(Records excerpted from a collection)

-=-=-=-=-

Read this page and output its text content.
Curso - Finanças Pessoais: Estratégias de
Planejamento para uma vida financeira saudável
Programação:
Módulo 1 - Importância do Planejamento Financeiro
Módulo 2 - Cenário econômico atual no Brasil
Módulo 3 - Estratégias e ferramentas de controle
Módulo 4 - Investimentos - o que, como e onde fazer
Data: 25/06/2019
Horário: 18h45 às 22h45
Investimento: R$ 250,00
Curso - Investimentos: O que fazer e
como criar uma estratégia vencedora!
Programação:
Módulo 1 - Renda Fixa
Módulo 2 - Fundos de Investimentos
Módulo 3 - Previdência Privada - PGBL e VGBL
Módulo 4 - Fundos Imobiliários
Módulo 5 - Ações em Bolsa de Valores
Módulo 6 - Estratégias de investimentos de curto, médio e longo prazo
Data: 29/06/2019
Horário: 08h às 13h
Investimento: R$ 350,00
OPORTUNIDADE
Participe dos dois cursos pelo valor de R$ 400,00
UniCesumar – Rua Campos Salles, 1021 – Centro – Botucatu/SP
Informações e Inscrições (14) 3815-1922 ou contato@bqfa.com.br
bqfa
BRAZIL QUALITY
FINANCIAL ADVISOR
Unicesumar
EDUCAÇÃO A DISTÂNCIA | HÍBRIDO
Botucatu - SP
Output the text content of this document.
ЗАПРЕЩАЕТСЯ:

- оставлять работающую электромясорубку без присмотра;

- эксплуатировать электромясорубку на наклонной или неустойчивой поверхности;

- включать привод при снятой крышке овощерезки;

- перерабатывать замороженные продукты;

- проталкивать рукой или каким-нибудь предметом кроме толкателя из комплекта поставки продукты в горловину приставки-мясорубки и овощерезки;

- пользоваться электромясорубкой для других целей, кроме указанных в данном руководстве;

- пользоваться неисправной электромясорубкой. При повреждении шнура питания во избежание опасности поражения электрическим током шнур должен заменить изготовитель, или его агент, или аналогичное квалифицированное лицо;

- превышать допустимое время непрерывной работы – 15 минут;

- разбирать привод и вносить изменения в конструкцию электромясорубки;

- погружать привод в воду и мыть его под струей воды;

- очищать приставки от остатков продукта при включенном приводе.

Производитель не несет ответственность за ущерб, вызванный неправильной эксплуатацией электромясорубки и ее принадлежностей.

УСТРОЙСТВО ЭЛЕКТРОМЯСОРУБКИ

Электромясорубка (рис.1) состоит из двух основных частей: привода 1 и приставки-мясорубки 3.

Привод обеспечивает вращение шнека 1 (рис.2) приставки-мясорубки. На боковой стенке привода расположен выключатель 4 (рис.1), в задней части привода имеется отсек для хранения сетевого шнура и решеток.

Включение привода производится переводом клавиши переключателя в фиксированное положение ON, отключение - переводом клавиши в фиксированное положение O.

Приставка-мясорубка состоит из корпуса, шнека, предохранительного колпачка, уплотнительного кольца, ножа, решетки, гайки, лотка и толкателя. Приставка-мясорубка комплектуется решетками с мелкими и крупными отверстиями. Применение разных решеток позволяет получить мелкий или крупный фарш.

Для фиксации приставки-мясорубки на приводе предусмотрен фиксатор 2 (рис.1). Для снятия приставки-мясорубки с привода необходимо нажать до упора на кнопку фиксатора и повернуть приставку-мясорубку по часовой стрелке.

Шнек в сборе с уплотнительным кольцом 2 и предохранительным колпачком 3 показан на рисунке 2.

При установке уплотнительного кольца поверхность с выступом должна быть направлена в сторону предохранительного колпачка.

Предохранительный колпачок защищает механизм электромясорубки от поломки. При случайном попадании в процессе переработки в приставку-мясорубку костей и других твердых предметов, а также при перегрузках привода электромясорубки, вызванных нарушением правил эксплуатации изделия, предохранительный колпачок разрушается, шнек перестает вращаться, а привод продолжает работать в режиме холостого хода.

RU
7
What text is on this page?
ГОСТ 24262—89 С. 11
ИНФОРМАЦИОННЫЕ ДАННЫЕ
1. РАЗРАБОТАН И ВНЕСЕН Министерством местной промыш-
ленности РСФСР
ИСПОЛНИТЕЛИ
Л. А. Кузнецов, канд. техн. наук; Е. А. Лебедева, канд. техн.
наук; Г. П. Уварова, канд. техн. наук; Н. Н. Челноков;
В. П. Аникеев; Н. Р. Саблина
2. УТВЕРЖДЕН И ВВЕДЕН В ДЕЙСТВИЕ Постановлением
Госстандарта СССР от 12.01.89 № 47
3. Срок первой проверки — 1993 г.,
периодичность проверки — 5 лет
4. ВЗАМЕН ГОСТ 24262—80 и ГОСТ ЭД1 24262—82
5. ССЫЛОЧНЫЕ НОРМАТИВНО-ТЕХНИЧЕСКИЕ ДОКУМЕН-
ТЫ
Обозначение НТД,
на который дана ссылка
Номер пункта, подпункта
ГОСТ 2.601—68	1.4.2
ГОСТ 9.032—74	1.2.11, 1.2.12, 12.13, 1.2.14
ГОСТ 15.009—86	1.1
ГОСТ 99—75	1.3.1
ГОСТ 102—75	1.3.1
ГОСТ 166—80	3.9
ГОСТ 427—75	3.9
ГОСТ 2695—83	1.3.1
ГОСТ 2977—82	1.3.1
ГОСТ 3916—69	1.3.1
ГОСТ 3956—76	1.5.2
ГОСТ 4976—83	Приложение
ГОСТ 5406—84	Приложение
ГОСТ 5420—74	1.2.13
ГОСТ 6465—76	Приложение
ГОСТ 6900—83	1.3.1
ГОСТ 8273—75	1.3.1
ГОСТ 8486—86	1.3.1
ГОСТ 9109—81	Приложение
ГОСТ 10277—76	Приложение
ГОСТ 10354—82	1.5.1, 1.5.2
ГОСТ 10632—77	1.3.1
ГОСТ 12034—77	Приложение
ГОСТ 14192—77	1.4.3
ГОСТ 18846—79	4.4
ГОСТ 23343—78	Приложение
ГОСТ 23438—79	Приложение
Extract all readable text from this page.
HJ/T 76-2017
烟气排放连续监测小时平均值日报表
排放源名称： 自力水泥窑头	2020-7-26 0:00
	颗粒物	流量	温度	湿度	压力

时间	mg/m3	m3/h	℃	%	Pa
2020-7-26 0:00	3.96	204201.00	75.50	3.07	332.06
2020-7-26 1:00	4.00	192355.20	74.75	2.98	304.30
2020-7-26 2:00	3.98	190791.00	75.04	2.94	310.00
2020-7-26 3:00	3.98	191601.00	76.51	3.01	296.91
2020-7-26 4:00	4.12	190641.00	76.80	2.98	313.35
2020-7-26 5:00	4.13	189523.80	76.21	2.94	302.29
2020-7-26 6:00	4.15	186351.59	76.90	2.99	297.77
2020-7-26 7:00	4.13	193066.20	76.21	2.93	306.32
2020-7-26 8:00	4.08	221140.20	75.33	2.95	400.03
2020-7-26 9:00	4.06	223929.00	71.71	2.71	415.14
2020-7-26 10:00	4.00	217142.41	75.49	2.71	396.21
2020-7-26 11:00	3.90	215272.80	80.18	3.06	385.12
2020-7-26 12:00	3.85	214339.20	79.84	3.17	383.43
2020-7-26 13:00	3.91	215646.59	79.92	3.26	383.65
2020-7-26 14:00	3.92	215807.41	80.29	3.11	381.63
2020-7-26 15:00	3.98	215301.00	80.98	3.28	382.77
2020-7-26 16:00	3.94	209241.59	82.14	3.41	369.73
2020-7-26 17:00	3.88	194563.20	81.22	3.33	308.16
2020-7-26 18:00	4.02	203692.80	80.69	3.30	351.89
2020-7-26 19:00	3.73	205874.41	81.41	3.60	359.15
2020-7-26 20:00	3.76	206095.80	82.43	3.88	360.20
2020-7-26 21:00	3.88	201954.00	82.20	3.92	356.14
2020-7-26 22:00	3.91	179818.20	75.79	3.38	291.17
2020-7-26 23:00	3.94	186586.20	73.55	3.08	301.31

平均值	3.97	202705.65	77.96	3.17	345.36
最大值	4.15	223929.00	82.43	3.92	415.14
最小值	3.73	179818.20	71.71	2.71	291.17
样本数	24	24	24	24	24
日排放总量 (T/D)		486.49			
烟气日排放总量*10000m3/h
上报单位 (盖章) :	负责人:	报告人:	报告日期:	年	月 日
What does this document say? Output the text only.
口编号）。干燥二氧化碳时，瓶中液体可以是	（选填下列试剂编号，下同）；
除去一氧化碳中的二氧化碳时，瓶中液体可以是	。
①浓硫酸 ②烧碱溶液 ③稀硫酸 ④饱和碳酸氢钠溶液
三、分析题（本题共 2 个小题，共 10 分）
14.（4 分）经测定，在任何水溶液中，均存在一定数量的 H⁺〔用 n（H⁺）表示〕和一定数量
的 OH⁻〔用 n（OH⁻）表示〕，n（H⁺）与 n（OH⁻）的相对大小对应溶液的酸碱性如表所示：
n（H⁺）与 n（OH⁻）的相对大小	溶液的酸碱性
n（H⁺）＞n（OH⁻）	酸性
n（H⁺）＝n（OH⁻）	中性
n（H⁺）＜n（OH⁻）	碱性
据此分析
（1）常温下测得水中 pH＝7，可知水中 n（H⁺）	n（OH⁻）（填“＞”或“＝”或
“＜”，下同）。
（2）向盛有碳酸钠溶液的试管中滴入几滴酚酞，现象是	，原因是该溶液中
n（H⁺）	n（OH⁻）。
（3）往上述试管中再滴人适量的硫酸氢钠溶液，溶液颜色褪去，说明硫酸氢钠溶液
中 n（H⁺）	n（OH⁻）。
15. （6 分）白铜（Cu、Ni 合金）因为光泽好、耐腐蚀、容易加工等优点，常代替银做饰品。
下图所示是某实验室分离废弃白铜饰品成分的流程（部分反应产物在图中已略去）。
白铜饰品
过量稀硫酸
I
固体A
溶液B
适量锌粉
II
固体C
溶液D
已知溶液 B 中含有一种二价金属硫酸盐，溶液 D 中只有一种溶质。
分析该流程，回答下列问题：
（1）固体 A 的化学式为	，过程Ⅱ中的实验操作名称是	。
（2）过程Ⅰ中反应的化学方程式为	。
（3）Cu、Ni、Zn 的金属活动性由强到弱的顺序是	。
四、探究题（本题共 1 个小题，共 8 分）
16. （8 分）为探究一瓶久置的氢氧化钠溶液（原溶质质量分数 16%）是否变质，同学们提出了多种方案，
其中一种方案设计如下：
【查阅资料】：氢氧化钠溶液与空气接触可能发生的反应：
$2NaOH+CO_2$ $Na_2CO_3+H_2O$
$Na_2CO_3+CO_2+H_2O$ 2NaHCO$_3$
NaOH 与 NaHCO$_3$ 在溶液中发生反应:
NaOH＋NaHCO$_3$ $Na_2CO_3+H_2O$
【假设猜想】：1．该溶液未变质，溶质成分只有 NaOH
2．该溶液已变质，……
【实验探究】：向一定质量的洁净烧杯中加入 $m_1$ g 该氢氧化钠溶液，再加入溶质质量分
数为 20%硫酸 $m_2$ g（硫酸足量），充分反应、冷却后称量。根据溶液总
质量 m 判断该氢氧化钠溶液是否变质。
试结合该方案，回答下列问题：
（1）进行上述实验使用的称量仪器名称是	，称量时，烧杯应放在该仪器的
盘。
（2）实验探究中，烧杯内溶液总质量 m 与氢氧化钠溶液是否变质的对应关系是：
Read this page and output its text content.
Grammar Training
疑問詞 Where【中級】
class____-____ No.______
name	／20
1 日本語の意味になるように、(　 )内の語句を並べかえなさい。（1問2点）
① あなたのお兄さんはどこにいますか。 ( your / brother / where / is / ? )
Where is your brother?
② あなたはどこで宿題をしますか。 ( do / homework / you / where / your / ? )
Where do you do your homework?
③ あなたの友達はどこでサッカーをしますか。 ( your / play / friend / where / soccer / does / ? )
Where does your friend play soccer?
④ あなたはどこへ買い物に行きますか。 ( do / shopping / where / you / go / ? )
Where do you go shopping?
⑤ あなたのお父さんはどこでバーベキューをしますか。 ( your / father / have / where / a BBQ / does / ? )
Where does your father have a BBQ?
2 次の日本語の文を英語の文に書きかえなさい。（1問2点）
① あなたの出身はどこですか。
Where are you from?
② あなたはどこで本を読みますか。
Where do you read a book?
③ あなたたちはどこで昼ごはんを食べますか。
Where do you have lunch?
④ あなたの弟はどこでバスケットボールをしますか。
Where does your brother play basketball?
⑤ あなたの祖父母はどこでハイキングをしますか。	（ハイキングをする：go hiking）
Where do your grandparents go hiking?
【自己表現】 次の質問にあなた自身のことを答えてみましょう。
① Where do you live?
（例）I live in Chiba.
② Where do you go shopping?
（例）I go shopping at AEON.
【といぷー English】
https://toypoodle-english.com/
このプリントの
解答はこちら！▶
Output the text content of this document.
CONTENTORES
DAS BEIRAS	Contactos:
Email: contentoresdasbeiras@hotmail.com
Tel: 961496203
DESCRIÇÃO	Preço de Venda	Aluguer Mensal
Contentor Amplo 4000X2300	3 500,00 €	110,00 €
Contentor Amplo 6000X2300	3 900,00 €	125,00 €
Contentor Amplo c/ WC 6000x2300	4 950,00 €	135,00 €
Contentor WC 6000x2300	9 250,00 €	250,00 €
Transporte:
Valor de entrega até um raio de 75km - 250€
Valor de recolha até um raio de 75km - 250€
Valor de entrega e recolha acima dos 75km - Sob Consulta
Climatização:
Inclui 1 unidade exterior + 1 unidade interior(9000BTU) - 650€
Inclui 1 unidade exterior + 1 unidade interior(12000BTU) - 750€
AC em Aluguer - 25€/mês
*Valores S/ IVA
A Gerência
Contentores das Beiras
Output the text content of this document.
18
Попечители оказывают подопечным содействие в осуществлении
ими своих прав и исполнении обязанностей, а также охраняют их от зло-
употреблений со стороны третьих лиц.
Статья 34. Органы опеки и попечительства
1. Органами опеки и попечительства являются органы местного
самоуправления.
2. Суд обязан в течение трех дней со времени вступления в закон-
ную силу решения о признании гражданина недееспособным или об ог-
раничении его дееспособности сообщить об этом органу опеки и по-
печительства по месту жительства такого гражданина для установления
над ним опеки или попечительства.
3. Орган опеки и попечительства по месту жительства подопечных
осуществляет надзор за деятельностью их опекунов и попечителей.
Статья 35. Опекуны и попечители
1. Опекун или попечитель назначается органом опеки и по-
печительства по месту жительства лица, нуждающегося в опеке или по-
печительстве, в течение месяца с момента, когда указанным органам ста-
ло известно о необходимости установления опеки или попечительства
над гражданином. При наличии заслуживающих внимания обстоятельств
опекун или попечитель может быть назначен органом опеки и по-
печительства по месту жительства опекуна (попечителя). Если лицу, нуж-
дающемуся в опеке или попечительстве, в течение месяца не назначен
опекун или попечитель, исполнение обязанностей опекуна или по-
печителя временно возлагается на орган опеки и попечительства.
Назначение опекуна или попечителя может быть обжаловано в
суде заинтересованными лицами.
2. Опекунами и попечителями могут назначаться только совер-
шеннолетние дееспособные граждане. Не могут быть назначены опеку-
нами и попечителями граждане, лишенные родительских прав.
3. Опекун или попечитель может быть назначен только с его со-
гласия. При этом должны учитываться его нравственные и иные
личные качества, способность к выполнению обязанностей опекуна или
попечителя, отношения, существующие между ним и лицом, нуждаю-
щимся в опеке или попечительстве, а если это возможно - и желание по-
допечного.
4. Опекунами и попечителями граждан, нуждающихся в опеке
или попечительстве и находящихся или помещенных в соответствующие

-=-=-=-=-

• [PROBLEM DETAILS]: Which lines include "решеток"? Copy each of them out.

• [REPLY TO THE EXERCISE]:
Привод обеспечивает вращение шнека 1 (рис.2) приставки-мясорубки. На боковой стенке привода расположен выключатель 4 (рис.1), в задней части привода имеется отсек для хранения сетевого шнура и решеток.
Приставка-мясорубка состоит из корпуса, шнека, предохранительного колпачка, уплотнительного кольца, ножа, решетки, гайки, лотка и толкателя. Приставка-мясорубка комплектуется решетками с мелкими и крупными отверстиями. Применение разных решеток позволяет получить мелкий или крупный фарш.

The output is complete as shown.